** Begin THE RECORDS **

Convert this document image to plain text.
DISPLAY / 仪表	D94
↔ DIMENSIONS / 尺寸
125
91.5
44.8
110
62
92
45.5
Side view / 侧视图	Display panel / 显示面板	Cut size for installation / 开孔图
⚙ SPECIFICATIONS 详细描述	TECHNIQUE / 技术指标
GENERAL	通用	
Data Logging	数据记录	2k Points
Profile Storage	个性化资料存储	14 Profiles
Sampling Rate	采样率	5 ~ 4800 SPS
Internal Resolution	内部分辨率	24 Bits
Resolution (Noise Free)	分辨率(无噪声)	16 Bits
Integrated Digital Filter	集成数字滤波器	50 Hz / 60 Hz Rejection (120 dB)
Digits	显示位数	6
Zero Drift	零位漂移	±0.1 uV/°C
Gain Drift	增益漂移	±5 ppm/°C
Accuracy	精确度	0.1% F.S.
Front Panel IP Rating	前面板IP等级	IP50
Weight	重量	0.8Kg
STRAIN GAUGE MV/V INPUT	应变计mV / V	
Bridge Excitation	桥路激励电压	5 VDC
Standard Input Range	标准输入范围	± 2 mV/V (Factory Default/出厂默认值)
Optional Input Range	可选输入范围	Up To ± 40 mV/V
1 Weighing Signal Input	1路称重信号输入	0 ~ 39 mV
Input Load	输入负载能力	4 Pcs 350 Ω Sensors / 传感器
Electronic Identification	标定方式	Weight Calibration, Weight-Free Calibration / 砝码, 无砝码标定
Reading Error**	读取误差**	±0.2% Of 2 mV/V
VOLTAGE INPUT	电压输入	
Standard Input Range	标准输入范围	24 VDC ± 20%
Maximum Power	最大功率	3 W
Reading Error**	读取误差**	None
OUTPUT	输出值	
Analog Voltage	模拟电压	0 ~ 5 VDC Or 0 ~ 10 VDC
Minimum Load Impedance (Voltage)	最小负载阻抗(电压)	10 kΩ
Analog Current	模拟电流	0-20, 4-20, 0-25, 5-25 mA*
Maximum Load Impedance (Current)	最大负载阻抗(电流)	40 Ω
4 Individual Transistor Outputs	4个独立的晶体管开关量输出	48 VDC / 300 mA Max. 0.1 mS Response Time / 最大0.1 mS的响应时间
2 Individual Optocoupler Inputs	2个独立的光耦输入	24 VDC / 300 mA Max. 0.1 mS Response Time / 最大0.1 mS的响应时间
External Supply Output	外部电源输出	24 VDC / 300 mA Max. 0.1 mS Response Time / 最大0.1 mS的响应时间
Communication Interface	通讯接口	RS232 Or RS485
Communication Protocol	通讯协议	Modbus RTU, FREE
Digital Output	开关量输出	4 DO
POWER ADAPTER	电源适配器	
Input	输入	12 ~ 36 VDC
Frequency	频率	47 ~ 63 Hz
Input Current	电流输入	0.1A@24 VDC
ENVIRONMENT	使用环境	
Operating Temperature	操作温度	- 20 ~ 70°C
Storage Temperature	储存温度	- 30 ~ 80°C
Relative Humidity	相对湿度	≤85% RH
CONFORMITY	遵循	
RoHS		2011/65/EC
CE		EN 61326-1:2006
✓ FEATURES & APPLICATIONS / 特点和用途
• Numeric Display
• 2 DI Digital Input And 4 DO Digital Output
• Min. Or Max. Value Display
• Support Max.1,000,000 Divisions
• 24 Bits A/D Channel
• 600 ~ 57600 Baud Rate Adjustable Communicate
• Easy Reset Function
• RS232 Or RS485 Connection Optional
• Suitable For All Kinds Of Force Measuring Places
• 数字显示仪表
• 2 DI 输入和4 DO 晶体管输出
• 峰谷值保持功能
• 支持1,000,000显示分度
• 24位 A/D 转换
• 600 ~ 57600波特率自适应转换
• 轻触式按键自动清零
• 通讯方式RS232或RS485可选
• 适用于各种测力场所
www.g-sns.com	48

** End THE RECORDS **
** Begin THE RECORDS **

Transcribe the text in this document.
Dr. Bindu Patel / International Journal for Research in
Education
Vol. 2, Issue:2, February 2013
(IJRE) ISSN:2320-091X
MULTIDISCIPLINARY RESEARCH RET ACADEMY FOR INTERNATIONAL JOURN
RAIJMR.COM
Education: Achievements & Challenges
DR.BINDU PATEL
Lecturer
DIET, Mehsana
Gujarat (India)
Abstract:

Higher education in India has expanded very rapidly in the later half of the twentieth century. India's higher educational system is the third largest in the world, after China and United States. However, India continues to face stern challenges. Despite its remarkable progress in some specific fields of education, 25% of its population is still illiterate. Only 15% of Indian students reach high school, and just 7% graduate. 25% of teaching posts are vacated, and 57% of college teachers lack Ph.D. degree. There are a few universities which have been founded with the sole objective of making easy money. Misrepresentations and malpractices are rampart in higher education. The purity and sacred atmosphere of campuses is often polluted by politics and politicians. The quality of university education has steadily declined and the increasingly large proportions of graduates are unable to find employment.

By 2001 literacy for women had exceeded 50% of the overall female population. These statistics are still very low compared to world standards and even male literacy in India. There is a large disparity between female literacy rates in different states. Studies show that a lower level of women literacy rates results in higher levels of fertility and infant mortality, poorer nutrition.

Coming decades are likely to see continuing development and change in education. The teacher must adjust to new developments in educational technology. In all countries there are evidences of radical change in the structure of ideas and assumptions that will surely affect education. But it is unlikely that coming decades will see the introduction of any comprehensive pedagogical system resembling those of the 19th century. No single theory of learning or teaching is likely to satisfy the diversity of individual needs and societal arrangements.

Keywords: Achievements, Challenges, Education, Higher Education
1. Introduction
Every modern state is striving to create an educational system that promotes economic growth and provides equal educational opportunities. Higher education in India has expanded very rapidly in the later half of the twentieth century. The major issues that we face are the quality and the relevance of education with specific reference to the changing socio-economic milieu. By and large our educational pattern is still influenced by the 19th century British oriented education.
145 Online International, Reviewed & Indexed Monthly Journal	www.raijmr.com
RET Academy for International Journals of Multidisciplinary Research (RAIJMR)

** End THE RECORDS **
** Begin THE RECORDS **

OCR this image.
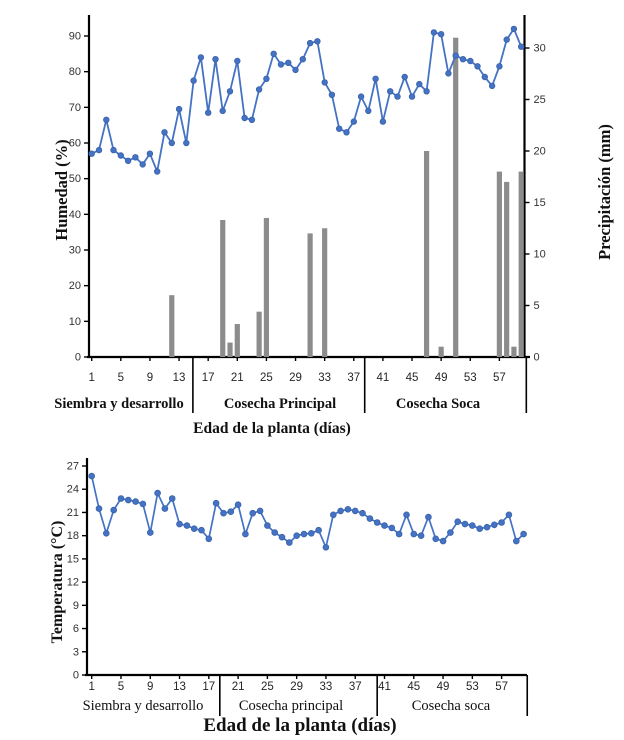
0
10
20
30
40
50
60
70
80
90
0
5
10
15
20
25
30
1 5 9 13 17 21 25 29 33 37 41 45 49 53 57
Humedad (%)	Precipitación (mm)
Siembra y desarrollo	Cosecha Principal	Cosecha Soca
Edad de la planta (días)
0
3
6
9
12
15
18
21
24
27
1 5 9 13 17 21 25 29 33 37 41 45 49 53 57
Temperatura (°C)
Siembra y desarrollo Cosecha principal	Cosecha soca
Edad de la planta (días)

** End THE RECORDS **

▸ **EXERCISE PROMPT**
Count each line of the data where the word "mS的响应时间" appears, then reply with the total only.

▸ **FULL SOLUTION**
3